The records below must be transcribed exactly. Do not include the pictures.
_ _ _ _
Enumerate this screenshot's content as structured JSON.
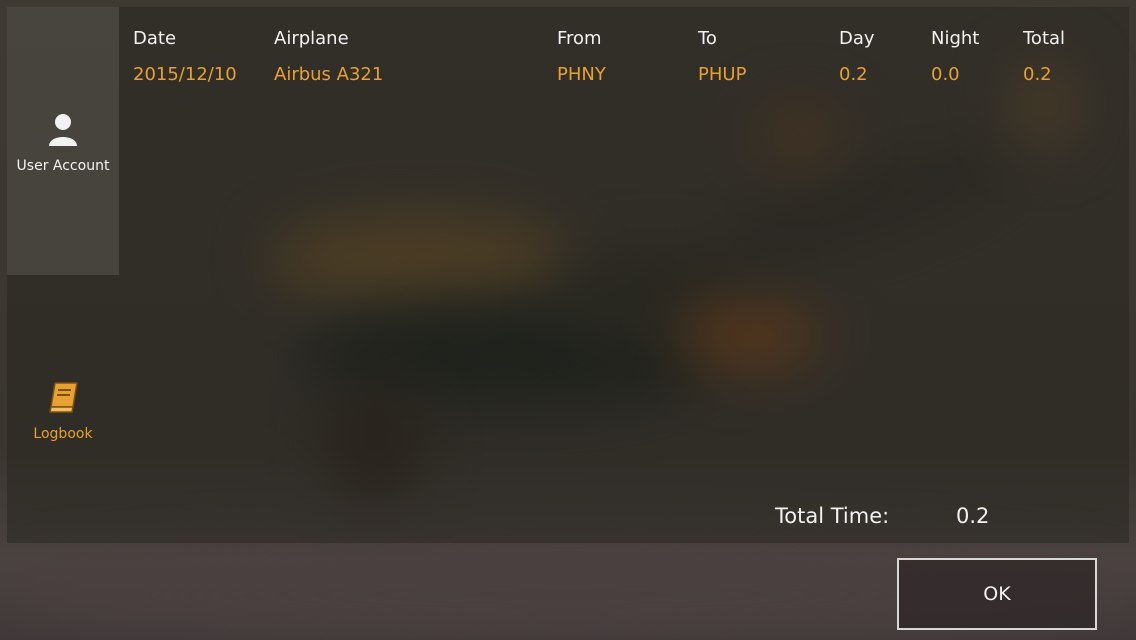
{
  "sidebar": {
    "items": [
      {
        "label": "User Account",
        "icon": "user-icon",
        "active": false
      },
      {
        "label": "Logbook",
        "icon": "book-icon",
        "active": true
      }
    ]
  },
  "table": {
    "headers": {
      "date": "Date",
      "airplane": "Airplane",
      "from": "From",
      "to": "To",
      "day": "Day",
      "night": "Night",
      "total": "Total"
    },
    "rows": [
      {
        "date": "2015/12/10",
        "airplane": "Airbus A321",
        "from": "PHNY",
        "to": "PHUP",
        "day": "0.2",
        "night": "0.0",
        "total": "0.2"
      }
    ]
  },
  "summary": {
    "label": "Total Time:",
    "value": "0.2"
  },
  "buttons": {
    "ok": "OK"
  },
  "colors": {
    "accent": "#e8a030",
    "text": "#f2f2f2"
  }
}
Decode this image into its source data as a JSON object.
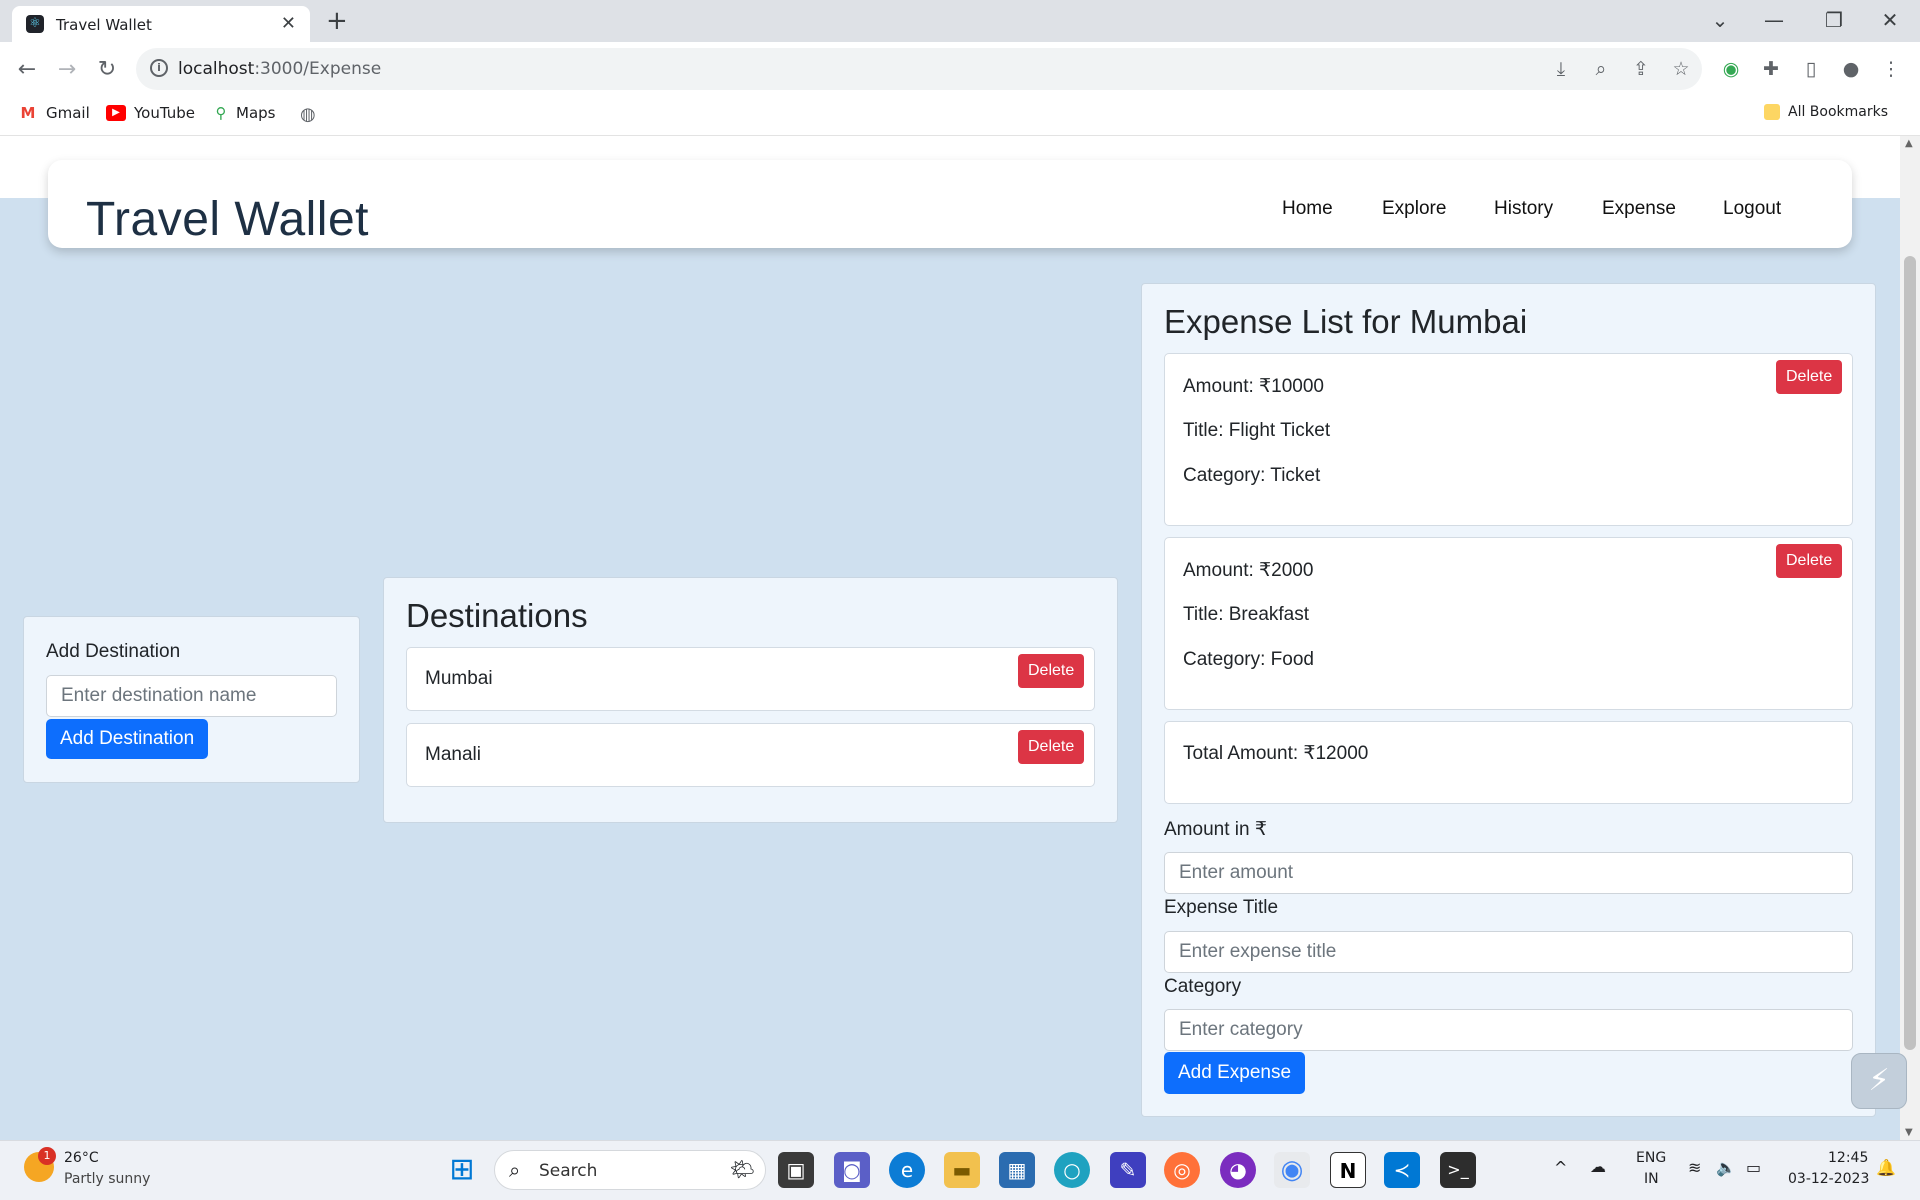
{
  "browser": {
    "tab_title": "Travel Wallet",
    "close_glyph": "✕",
    "newtab_glyph": "+",
    "url_host": "localhost",
    "url_path": ":3000/Expense",
    "bookmarks": [
      {
        "label": "Gmail",
        "icon": "gmail-icon"
      },
      {
        "label": "YouTube",
        "icon": "youtube-icon"
      },
      {
        "label": "Maps",
        "icon": "maps-icon"
      }
    ],
    "all_bookmarks": "All Bookmarks"
  },
  "navbar": {
    "brand": "Travel Wallet",
    "links": [
      "Home",
      "Explore",
      "History",
      "Expense",
      "Logout"
    ]
  },
  "add_destination": {
    "label": "Add Destination",
    "placeholder": "Enter destination name",
    "button": "Add Destination"
  },
  "destinations": {
    "title": "Destinations",
    "items": [
      "Mumbai",
      "Manali"
    ],
    "delete_label": "Delete"
  },
  "expenses": {
    "title": "Expense List for Mumbai",
    "items": [
      {
        "amount": "Amount: ₹10000",
        "title": "Title: Flight Ticket",
        "category": "Category: Ticket"
      },
      {
        "amount": "Amount: ₹2000",
        "title": "Title: Breakfast",
        "category": "Category: Food"
      }
    ],
    "delete_label": "Delete",
    "total": "Total Amount: ₹12000",
    "form": {
      "amount_label": "Amount in ₹",
      "amount_placeholder": "Enter amount",
      "title_label": "Expense Title",
      "title_placeholder": "Enter expense title",
      "category_label": "Category",
      "category_placeholder": "Enter category",
      "button": "Add Expense"
    }
  },
  "taskbar": {
    "weather_temp": "26°C",
    "weather_desc": "Partly sunny",
    "weather_badge": "1",
    "search_label": "Search",
    "lang1": "ENG",
    "lang2": "IN",
    "time": "12:45",
    "date": "03-12-2023"
  },
  "colors": {
    "page_bg": "#cfe0ef",
    "delete": "#dc3545",
    "primary": "#0d6efd"
  }
}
_ _ _ _
• [SOLVED PROBLEM]
Enumerate this screenshot's content as structured JSON.
{
  "sidebar": {
    "items": [
      {
        "label": "User Account",
        "icon": "user-icon",
        "active": false
      },
      {
        "label": "Logbook",
        "icon": "book-icon",
        "active": true
      }
    ]
  },
  "table": {
    "headers": {
      "date": "Date",
      "airplane": "Airplane",
      "from": "From",
      "to": "To",
      "day": "Day",
      "night": "Night",
      "total": "Total"
    },
    "rows": [
      {
        "date": "2015/12/10",
        "airplane": "Airbus A321",
        "from": "PHNY",
        "to": "PHUP",
        "day": "0.2",
        "night": "0.0",
        "total": "0.2"
      }
    ]
  },
  "summary": {
    "label": "Total Time:",
    "value": "0.2"
  },
  "buttons": {
    "ok": "OK"
  },
  "colors": {
    "accent": "#e8a030",
    "text": "#f2f2f2"
  }
}
Decode this image into its source data as a JSON object.
{
  "browser": {
    "tab_title": "Travel Wallet",
    "close_glyph": "✕",
    "newtab_glyph": "+",
    "url_host": "localhost",
    "url_path": ":3000/Expense",
    "bookmarks": [
      {
        "label": "Gmail",
        "icon": "gmail-icon"
      },
      {
        "label": "YouTube",
        "icon": "youtube-icon"
      },
      {
        "label": "Maps",
        "icon": "maps-icon"
      }
    ],
    "all_bookmarks": "All Bookmarks"
  },
  "navbar": {
    "brand": "Travel Wallet",
    "links": [
      "Home",
      "Explore",
      "History",
      "Expense",
      "Logout"
    ]
  },
  "add_destination": {
    "label": "Add Destination",
    "placeholder": "Enter destination name",
    "button": "Add Destination"
  },
  "destinations": {
    "title": "Destinations",
    "items": [
      "Mumbai",
      "Manali"
    ],
    "delete_label": "Delete"
  },
  "expenses": {
    "title": "Expense List for Mumbai",
    "items": [
      {
        "amount": "Amount: ₹10000",
        "title": "Title: Flight Ticket",
        "category": "Category: Ticket"
      },
      {
        "amount": "Amount: ₹2000",
        "title": "Title: Breakfast",
        "category": "Category: Food"
      }
    ],
    "delete_label": "Delete",
    "total": "Total Amount: ₹12000",
    "form": {
      "amount_label": "Amount in ₹",
      "amount_placeholder": "Enter amount",
      "title_label": "Expense Title",
      "title_placeholder": "Enter expense title",
      "category_label": "Category",
      "category_placeholder": "Enter category",
      "button": "Add Expense"
    }
  },
  "taskbar": {
    "weather_temp": "26°C",
    "weather_desc": "Partly sunny",
    "weather_badge": "1",
    "search_label": "Search",
    "lang1": "ENG",
    "lang2": "IN",
    "time": "12:45",
    "date": "03-12-2023"
  },
  "colors": {
    "page_bg": "#cfe0ef",
    "delete": "#dc3545",
    "primary": "#0d6efd"
  }
}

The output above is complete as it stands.